── SOURCE MATERIAL ──
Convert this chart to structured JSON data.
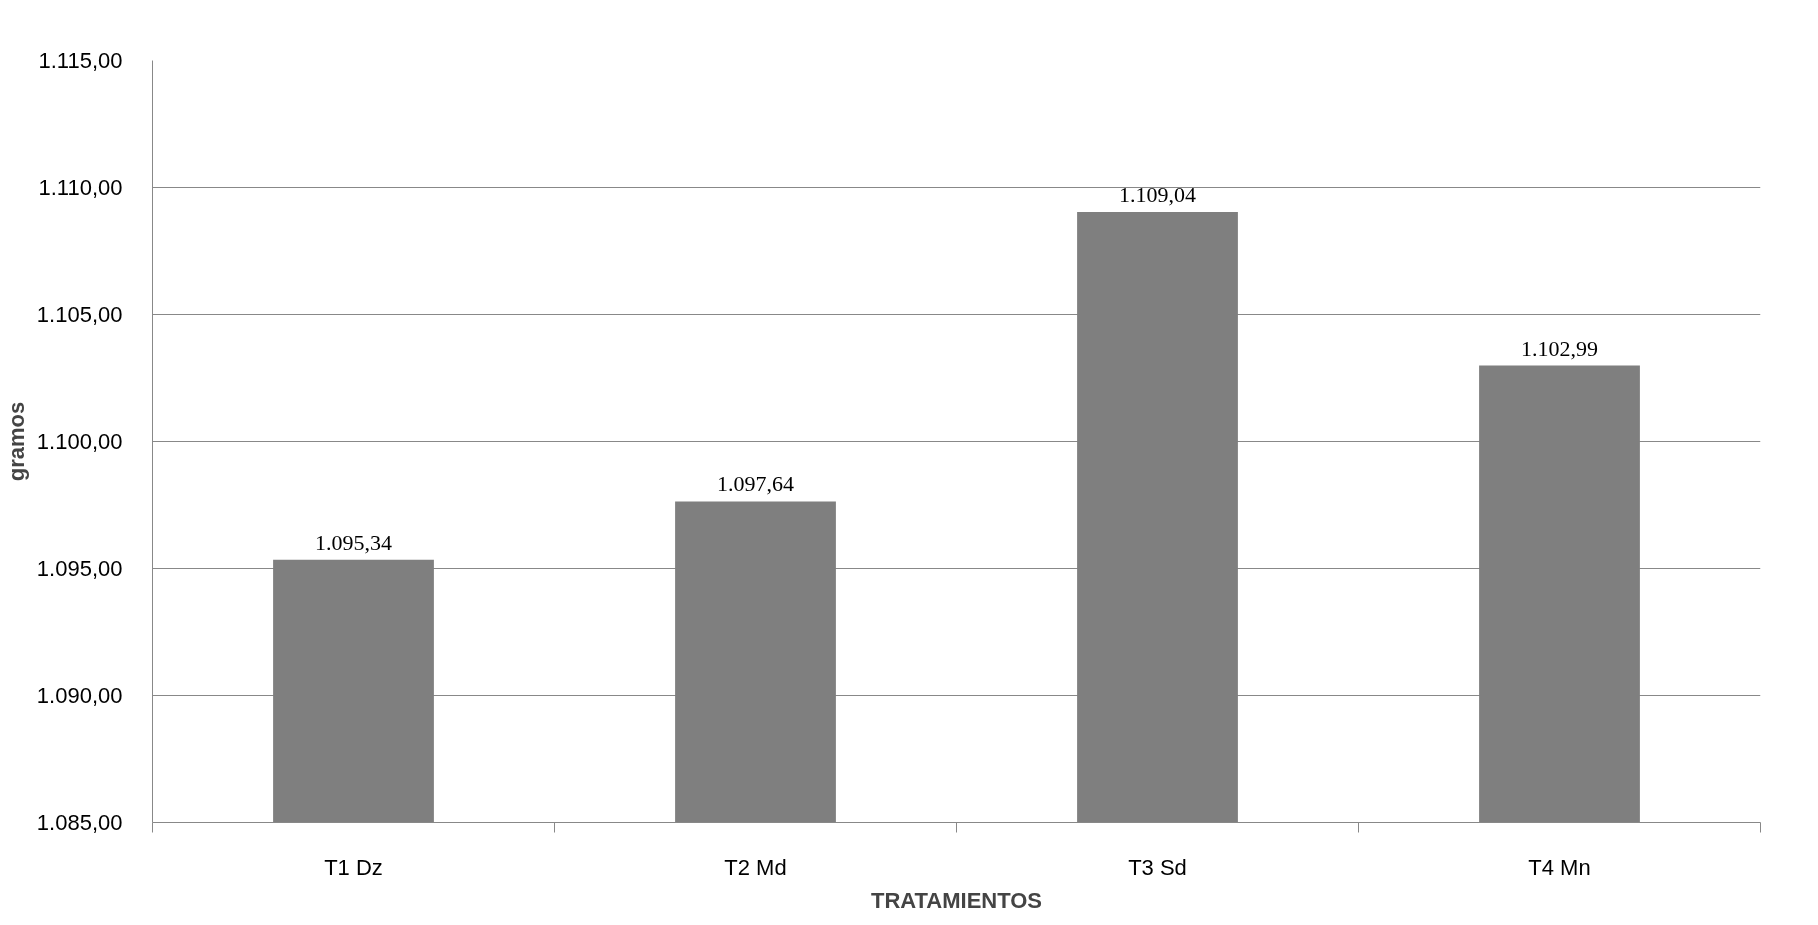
{
  "chart_data": {
    "type": "bar",
    "xlabel": "TRATAMIENTOS",
    "ylabel": "gramos",
    "categories": [
      "T1 Dz",
      "T2 Md",
      "T3 Sd",
      "T4 Mn"
    ],
    "values": [
      1095.34,
      1097.64,
      1109.04,
      1102.99
    ],
    "value_labels": [
      "1.095,34",
      "1.097,64",
      "1.109,04",
      "1.102,99"
    ],
    "color": "#7f7f7f",
    "ylim": [
      1085,
      1115
    ],
    "yticks": [
      {
        "value": 1085,
        "label": "1.085,00"
      },
      {
        "value": 1090,
        "label": "1.090,00"
      },
      {
        "value": 1095,
        "label": "1.095,00"
      },
      {
        "value": 1100,
        "label": "1.100,00"
      },
      {
        "value": 1105,
        "label": "1.105,00"
      },
      {
        "value": 1110,
        "label": "1.110,00"
      },
      {
        "value": 1115,
        "label": "1.115,00"
      }
    ],
    "grid": "y"
  }
}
───
_REQUIRED TASK_: Copy the records above exactly, leaving out every picture.

_EXERCISE RESPONSE_:
Convert this chart to structured JSON data.
{
  "chart_data": {
    "type": "bar",
    "xlabel": "TRATAMIENTOS",
    "ylabel": "gramos",
    "categories": [
      "T1 Dz",
      "T2 Md",
      "T3 Sd",
      "T4 Mn"
    ],
    "values": [
      1095.34,
      1097.64,
      1109.04,
      1102.99
    ],
    "value_labels": [
      "1.095,34",
      "1.097,64",
      "1.109,04",
      "1.102,99"
    ],
    "color": "#7f7f7f",
    "ylim": [
      1085,
      1115
    ],
    "yticks": [
      {
        "value": 1085,
        "label": "1.085,00"
      },
      {
        "value": 1090,
        "label": "1.090,00"
      },
      {
        "value": 1095,
        "label": "1.095,00"
      },
      {
        "value": 1100,
        "label": "1.100,00"
      },
      {
        "value": 1105,
        "label": "1.105,00"
      },
      {
        "value": 1110,
        "label": "1.110,00"
      },
      {
        "value": 1115,
        "label": "1.115,00"
      }
    ],
    "grid": "y"
  }
}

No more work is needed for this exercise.